Your task is to copy the listing exactly, with the pictures left out.

Start

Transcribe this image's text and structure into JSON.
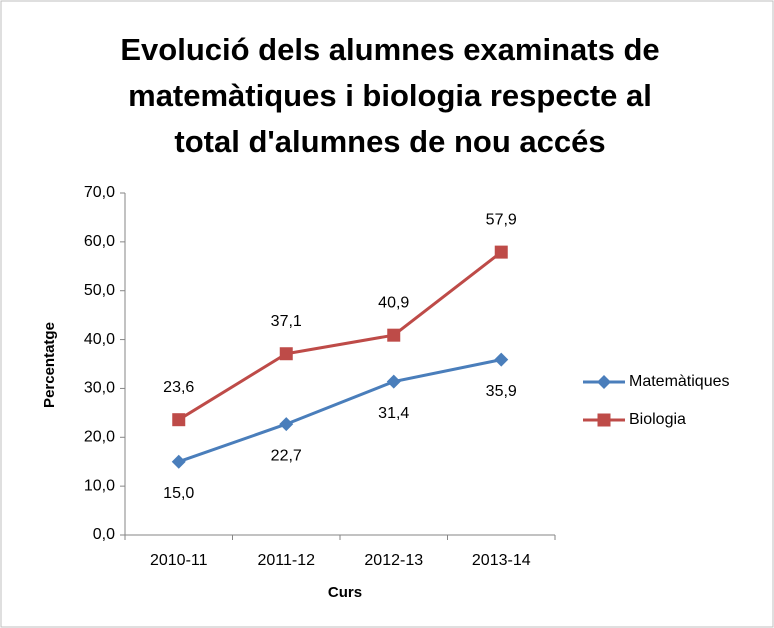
{
  "chart_data": {
    "type": "line",
    "title": [
      "Evolució dels alumnes examinats de",
      "matemàtiques i biologia respecte al",
      "total d'alumnes de nou accés"
    ],
    "x_label": "Curs",
    "y_label": "Percentatge",
    "categories": [
      "2010-11",
      "2011-12",
      "2012-13",
      "2013-14"
    ],
    "series": [
      {
        "name": "Matemàtiques",
        "color": "#4a7ebb",
        "marker": "diamond",
        "label_position": "below",
        "values": [
          15.0,
          22.7,
          31.4,
          35.9
        ],
        "value_labels": [
          "15,0",
          "22,7",
          "31,4",
          "35,9"
        ]
      },
      {
        "name": "Biologia",
        "color": "#be4b48",
        "marker": "square",
        "label_position": "above",
        "values": [
          23.6,
          37.1,
          40.9,
          57.9
        ],
        "value_labels": [
          "23,6",
          "37,1",
          "40,9",
          "57,9"
        ]
      }
    ],
    "ylim": [
      0,
      70
    ],
    "yticks": [
      {
        "value": 0,
        "label": "0,0"
      },
      {
        "value": 10,
        "label": "10,0"
      },
      {
        "value": 20,
        "label": "20,0"
      },
      {
        "value": 30,
        "label": "30,0"
      },
      {
        "value": 40,
        "label": "40,0"
      },
      {
        "value": 50,
        "label": "50,0"
      },
      {
        "value": 60,
        "label": "60,0"
      },
      {
        "value": 70,
        "label": "70,0"
      }
    ],
    "legend": "right"
  }
}
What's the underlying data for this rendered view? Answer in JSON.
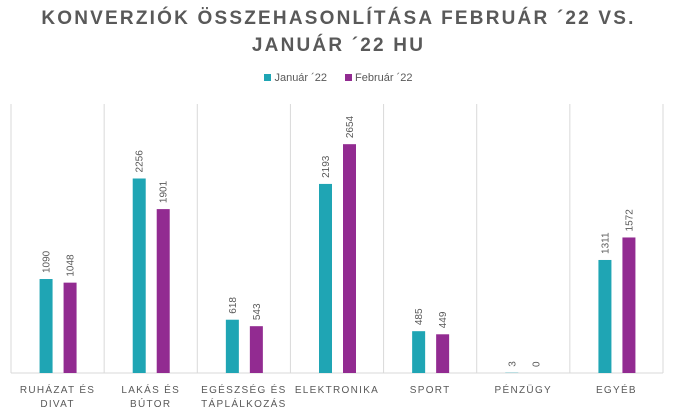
{
  "chart_data": {
    "type": "bar",
    "title_lines": [
      "KONVERZIÓK ÖSSZEHASONLÍTÁSA FEBRUÁR ´22 VS.",
      "JANUÁR ´22 HU"
    ],
    "categories": [
      [
        "RUHÁZAT ÉS",
        "DIVAT"
      ],
      [
        "LAKÁS ÉS",
        "BÚTOR"
      ],
      [
        "EGÉSZSÉG ÉS",
        "TÁPLÁLKOZÁS"
      ],
      [
        "ELEKTRONIKA"
      ],
      [
        "SPORT"
      ],
      [
        "PÉNZÜGY"
      ],
      [
        "EGYÉB"
      ]
    ],
    "series": [
      {
        "name": "Január ´22",
        "color": "#1FA5B4",
        "values": [
          1090,
          2256,
          618,
          2193,
          485,
          3,
          1311
        ]
      },
      {
        "name": "Február  ´22",
        "color": "#922B91",
        "values": [
          1048,
          1901,
          543,
          2654,
          449,
          0,
          1572
        ]
      }
    ],
    "ylim": [
      0,
      3120
    ],
    "grid": "vertical category separators",
    "legend": "top-center",
    "xlabel": "",
    "ylabel": ""
  }
}
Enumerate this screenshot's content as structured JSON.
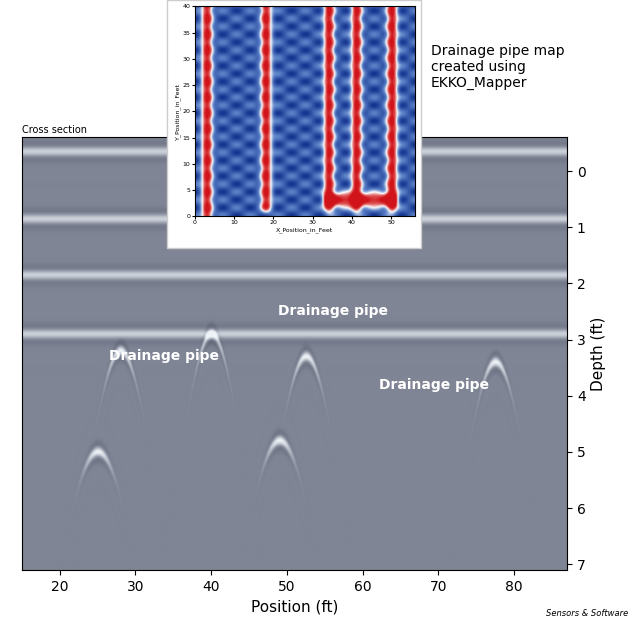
{
  "chart_data": [
    {
      "type": "radargram",
      "title": "Cross section",
      "xlabel": "Position (ft)",
      "ylabel": "Depth (ft)",
      "xlim": [
        15,
        87
      ],
      "xticks": [
        20,
        30,
        40,
        50,
        60,
        70,
        80
      ],
      "ylim": [
        7.1,
        -0.6
      ],
      "yticks": [
        0,
        1,
        2,
        3,
        4,
        5,
        6,
        7
      ],
      "reflectors": [
        -0.35,
        0.85,
        1.85,
        2.9
      ],
      "pipes": [
        {
          "x": 28,
          "depth": 3.2
        },
        {
          "x": 52.5,
          "depth": 3.3
        },
        {
          "x": 77.5,
          "depth": 3.4
        },
        {
          "x": 25,
          "depth": 5.0
        },
        {
          "x": 49,
          "depth": 4.8
        },
        {
          "x": 40,
          "depth": 2.9
        }
      ],
      "annotations": [
        {
          "text": "Drainage pipe",
          "x": 26.5,
          "y": 3.3
        },
        {
          "text": "Drainage pipe",
          "x": 48.8,
          "y": 2.5
        },
        {
          "text": "Drainage pipe",
          "x": 62.1,
          "y": 3.8
        }
      ]
    },
    {
      "type": "map",
      "title": "Drainage pipe map\ncreated using\nEKKO_Mapper",
      "xlabel": "X_Position_in_Feet",
      "ylabel": "Y_Position_in_Feet",
      "xlim": [
        0,
        56
      ],
      "xticks": [
        0,
        10,
        20,
        30,
        40,
        50
      ],
      "ylim": [
        0,
        40
      ],
      "yticks": [
        0,
        5,
        10,
        15,
        20,
        25,
        30,
        35,
        40
      ],
      "pipes": [
        {
          "x": [
            3,
            3
          ],
          "y": [
            0,
            40
          ]
        },
        {
          "x": [
            18,
            18
          ],
          "y": [
            2,
            40
          ]
        },
        {
          "x": [
            34,
            34
          ],
          "y": [
            2,
            40
          ]
        },
        {
          "x": [
            41,
            41
          ],
          "y": [
            2,
            40
          ]
        },
        {
          "x": [
            50,
            50
          ],
          "y": [
            2,
            40
          ]
        },
        {
          "x": [
            34,
            50
          ],
          "y": [
            3,
            3
          ]
        }
      ]
    }
  ],
  "credit": "Sensors & Software"
}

End

**FULL SOLUTION:**
Transcribe this image's text and structure into JSON.
{
  "chart_data": {
    "type": "line",
    "title": [
      "Evolució dels alumnes examinats de",
      "matemàtiques i biologia respecte al",
      "total d'alumnes de nou accés"
    ],
    "x_label": "Curs",
    "y_label": "Percentatge",
    "categories": [
      "2010-11",
      "2011-12",
      "2012-13",
      "2013-14"
    ],
    "series": [
      {
        "name": "Matemàtiques",
        "color": "#4a7ebb",
        "marker": "diamond",
        "label_position": "below",
        "values": [
          15.0,
          22.7,
          31.4,
          35.9
        ],
        "value_labels": [
          "15,0",
          "22,7",
          "31,4",
          "35,9"
        ]
      },
      {
        "name": "Biologia",
        "color": "#be4b48",
        "marker": "square",
        "label_position": "above",
        "values": [
          23.6,
          37.1,
          40.9,
          57.9
        ],
        "value_labels": [
          "23,6",
          "37,1",
          "40,9",
          "57,9"
        ]
      }
    ],
    "ylim": [
      0,
      70
    ],
    "yticks": [
      {
        "value": 0,
        "label": "0,0"
      },
      {
        "value": 10,
        "label": "10,0"
      },
      {
        "value": 20,
        "label": "20,0"
      },
      {
        "value": 30,
        "label": "30,0"
      },
      {
        "value": 40,
        "label": "40,0"
      },
      {
        "value": 50,
        "label": "50,0"
      },
      {
        "value": 60,
        "label": "60,0"
      },
      {
        "value": 70,
        "label": "70,0"
      }
    ],
    "legend": "right"
  }
}
What's the underlying data for this rendered view? Answer in JSON.
{
  "chart_data": {
    "type": "bar",
    "title_lines": [
      "KONVERZIÓK ÖSSZEHASONLÍTÁSA FEBRUÁR ´22 VS.",
      "JANUÁR ´22 HU"
    ],
    "categories": [
      [
        "RUHÁZAT ÉS",
        "DIVAT"
      ],
      [
        "LAKÁS ÉS",
        "BÚTOR"
      ],
      [
        "EGÉSZSÉG ÉS",
        "TÁPLÁLKOZÁS"
      ],
      [
        "ELEKTRONIKA"
      ],
      [
        "SPORT"
      ],
      [
        "PÉNZÜGY"
      ],
      [
        "EGYÉB"
      ]
    ],
    "series": [
      {
        "name": "Január ´22",
        "color": "#1FA5B4",
        "values": [
          1090,
          2256,
          618,
          2193,
          485,
          3,
          1311
        ]
      },
      {
        "name": "Február  ´22",
        "color": "#922B91",
        "values": [
          1048,
          1901,
          543,
          2654,
          449,
          0,
          1572
        ]
      }
    ],
    "ylim": [
      0,
      3120
    ],
    "grid": "vertical category separators",
    "legend": "top-center",
    "xlabel": "",
    "ylabel": ""
  }
}
Enumerate this screenshot's content as structured JSON.
{
  "chart_data": [
    {
      "type": "radargram",
      "title": "Cross section",
      "xlabel": "Position (ft)",
      "ylabel": "Depth (ft)",
      "xlim": [
        15,
        87
      ],
      "xticks": [
        20,
        30,
        40,
        50,
        60,
        70,
        80
      ],
      "ylim": [
        7.1,
        -0.6
      ],
      "yticks": [
        0,
        1,
        2,
        3,
        4,
        5,
        6,
        7
      ],
      "reflectors": [
        -0.35,
        0.85,
        1.85,
        2.9
      ],
      "pipes": [
        {
          "x": 28,
          "depth": 3.2
        },
        {
          "x": 52.5,
          "depth": 3.3
        },
        {
          "x": 77.5,
          "depth": 3.4
        },
        {
          "x": 25,
          "depth": 5.0
        },
        {
          "x": 49,
          "depth": 4.8
        },
        {
          "x": 40,
          "depth": 2.9
        }
      ],
      "annotations": [
        {
          "text": "Drainage pipe",
          "x": 26.5,
          "y": 3.3
        },
        {
          "text": "Drainage pipe",
          "x": 48.8,
          "y": 2.5
        },
        {
          "text": "Drainage pipe",
          "x": 62.1,
          "y": 3.8
        }
      ]
    },
    {
      "type": "map",
      "title": "Drainage pipe map\ncreated using\nEKKO_Mapper",
      "xlabel": "X_Position_in_Feet",
      "ylabel": "Y_Position_in_Feet",
      "xlim": [
        0,
        56
      ],
      "xticks": [
        0,
        10,
        20,
        30,
        40,
        50
      ],
      "ylim": [
        0,
        40
      ],
      "yticks": [
        0,
        5,
        10,
        15,
        20,
        25,
        30,
        35,
        40
      ],
      "pipes": [
        {
          "x": [
            3,
            3
          ],
          "y": [
            0,
            40
          ]
        },
        {
          "x": [
            18,
            18
          ],
          "y": [
            2,
            40
          ]
        },
        {
          "x": [
            34,
            34
          ],
          "y": [
            2,
            40
          ]
        },
        {
          "x": [
            41,
            41
          ],
          "y": [
            2,
            40
          ]
        },
        {
          "x": [
            50,
            50
          ],
          "y": [
            2,
            40
          ]
        },
        {
          "x": [
            34,
            50
          ],
          "y": [
            3,
            3
          ]
        }
      ]
    }
  ],
  "credit": "Sensors & Software"
}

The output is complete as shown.